AIM: Will you give every entry again exactly as it stands?

DATA PROVIDED:
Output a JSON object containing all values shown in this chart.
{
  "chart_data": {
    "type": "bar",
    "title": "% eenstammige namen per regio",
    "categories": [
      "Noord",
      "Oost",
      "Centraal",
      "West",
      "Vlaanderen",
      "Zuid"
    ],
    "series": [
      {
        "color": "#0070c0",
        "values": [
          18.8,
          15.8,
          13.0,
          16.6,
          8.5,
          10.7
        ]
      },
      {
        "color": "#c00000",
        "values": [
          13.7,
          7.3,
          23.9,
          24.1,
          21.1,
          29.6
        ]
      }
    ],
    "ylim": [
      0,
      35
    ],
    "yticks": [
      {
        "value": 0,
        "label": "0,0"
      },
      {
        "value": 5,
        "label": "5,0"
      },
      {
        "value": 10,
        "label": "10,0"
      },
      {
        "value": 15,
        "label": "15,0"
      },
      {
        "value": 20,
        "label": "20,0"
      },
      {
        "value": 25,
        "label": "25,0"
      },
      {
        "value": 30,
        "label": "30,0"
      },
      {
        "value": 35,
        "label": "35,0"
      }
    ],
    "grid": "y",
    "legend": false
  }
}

TASK SOLUTION:
Output a JSON object containing all values shown in this chart.
{
  "chart_data": {
    "type": "bar",
    "title": "% eenstammige namen per regio",
    "categories": [
      "Noord",
      "Oost",
      "Centraal",
      "West",
      "Vlaanderen",
      "Zuid"
    ],
    "series": [
      {
        "color": "#0070c0",
        "values": [
          18.8,
          15.8,
          13.0,
          16.6,
          8.5,
          10.7
        ]
      },
      {
        "color": "#c00000",
        "values": [
          13.7,
          7.3,
          23.9,
          24.1,
          21.1,
          29.6
        ]
      }
    ],
    "ylim": [
      0,
      35
    ],
    "yticks": [
      {
        "value": 0,
        "label": "0,0"
      },
      {
        "value": 5,
        "label": "5,0"
      },
      {
        "value": 10,
        "label": "10,0"
      },
      {
        "value": 15,
        "label": "15,0"
      },
      {
        "value": 20,
        "label": "20,0"
      },
      {
        "value": 25,
        "label": "25,0"
      },
      {
        "value": 30,
        "label": "30,0"
      },
      {
        "value": 35,
        "label": "35,0"
      }
    ],
    "grid": "y",
    "legend": false
  }
}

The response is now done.